Instructions to follow >>
Compute how many lines in the entries below contain "blive", and output nothing but the number.

(Stored records)
____

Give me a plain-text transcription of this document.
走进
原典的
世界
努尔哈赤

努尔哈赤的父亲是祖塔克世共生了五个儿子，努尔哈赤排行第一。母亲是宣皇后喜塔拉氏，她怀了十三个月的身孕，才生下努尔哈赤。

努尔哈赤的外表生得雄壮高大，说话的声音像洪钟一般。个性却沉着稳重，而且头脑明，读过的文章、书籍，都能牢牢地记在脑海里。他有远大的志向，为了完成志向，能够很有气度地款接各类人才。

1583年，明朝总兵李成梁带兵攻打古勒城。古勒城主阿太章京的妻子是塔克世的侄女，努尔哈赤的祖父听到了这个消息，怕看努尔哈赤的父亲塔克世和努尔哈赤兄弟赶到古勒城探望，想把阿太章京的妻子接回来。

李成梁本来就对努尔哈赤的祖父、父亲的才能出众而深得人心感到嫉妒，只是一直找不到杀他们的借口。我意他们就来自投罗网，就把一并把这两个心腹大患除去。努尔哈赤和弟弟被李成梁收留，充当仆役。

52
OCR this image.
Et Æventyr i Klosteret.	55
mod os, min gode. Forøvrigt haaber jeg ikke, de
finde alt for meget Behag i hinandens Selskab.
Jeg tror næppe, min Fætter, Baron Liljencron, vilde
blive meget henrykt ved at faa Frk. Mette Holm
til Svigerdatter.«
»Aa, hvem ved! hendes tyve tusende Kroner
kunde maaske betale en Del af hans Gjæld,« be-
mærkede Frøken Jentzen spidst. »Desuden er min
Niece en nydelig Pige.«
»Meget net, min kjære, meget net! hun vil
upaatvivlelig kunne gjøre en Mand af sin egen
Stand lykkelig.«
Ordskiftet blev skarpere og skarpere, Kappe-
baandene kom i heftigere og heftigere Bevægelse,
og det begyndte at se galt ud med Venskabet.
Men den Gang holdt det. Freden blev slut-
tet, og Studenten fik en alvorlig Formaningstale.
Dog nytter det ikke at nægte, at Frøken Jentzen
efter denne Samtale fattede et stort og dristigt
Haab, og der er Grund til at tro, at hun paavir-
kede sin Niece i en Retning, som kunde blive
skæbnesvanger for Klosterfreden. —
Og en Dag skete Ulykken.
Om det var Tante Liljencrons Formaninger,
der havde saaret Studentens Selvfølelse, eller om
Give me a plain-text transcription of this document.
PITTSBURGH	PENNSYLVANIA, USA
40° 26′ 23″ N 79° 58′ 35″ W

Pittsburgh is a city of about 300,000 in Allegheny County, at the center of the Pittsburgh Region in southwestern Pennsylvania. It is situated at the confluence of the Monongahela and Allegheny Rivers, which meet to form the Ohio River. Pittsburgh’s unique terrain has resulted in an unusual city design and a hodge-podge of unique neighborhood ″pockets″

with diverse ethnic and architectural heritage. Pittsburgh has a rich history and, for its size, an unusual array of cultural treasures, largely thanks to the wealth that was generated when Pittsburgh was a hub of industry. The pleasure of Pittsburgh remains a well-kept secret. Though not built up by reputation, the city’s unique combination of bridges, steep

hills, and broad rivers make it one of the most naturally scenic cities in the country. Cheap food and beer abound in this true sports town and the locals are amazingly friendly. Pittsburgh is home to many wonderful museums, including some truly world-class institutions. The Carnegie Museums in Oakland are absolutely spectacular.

____

Solution to this problem >>
2